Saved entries
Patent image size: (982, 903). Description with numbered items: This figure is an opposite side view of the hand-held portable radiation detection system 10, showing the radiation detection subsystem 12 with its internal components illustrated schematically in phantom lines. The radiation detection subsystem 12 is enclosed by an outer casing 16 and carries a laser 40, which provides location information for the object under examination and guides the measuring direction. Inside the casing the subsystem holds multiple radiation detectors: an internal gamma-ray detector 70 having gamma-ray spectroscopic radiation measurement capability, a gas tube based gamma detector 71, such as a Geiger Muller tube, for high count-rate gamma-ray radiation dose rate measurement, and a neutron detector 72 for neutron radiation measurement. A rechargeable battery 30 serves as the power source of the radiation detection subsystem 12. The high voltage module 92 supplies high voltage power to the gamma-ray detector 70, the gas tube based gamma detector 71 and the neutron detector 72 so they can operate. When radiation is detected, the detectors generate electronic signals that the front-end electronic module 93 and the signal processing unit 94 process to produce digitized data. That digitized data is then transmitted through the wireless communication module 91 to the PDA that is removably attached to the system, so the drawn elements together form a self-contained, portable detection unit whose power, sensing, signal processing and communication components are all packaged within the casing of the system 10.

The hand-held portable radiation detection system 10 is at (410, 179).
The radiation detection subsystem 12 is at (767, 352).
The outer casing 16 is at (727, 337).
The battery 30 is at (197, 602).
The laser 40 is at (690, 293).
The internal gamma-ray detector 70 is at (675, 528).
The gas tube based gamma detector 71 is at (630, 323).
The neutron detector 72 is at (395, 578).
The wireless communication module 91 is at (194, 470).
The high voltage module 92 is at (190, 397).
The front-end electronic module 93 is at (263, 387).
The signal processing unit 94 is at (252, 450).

— BRIEF —
Rewrite every item above with "opposite side view" replaced by "reverse side view", keeping everything else unchanged.

— FULL RESPONSE —
Patent image size: (982, 903). Description with numbered items: This figure is an reverse side view of the hand-held portable radiation detection system 10, showing the radiation detection subsystem 12 with its internal components illustrated schematically in phantom lines. The radiation detection subsystem 12 is enclosed by an outer casing 16 and carries a laser 40, which provides location information for the object under examination and guides the measuring direction. Inside the casing the subsystem holds multiple radiation detectors: an internal gamma-ray detector 70 having gamma-ray spectroscopic radiation measurement capability, a gas tube based gamma detector 71, such as a Geiger Muller tube, for high count-rate gamma-ray radiation dose rate measurement, and a neutron detector 72 for neutron radiation measurement. A rechargeable battery 30 serves as the power source of the radiation detection subsystem 12. The high voltage module 92 supplies high voltage power to the gamma-ray detector 70, the gas tube based gamma detector 71 and the neutron detector 72 so they can operate. When radiation is detected, the detectors generate electronic signals that the front-end electronic module 93 and the signal processing unit 94 process to produce digitized data. That digitized data is then transmitted through the wireless communication module 91 to the PDA that is removably attached to the system, so the drawn elements together form a self-contained, portable detection unit whose power, sensing, signal processing and communication components are all packaged within the casing of the system 10.

The hand-held portable radiation detection system 10 is at (410, 179).
The radiation detection subsystem 12 is at (767, 352).
The outer casing 16 is at (727, 337).
The battery 30 is at (197, 602).
The laser 40 is at (690, 293).
The internal gamma-ray detector 70 is at (675, 528).
The gas tube based gamma detector 71 is at (630, 323).
The neutron detector 72 is at (395, 578).
The wireless communication module 91 is at (194, 470).
The high voltage module 92 is at (190, 397).
The front-end electronic module 93 is at (263, 387).
The signal processing unit 94 is at (252, 450).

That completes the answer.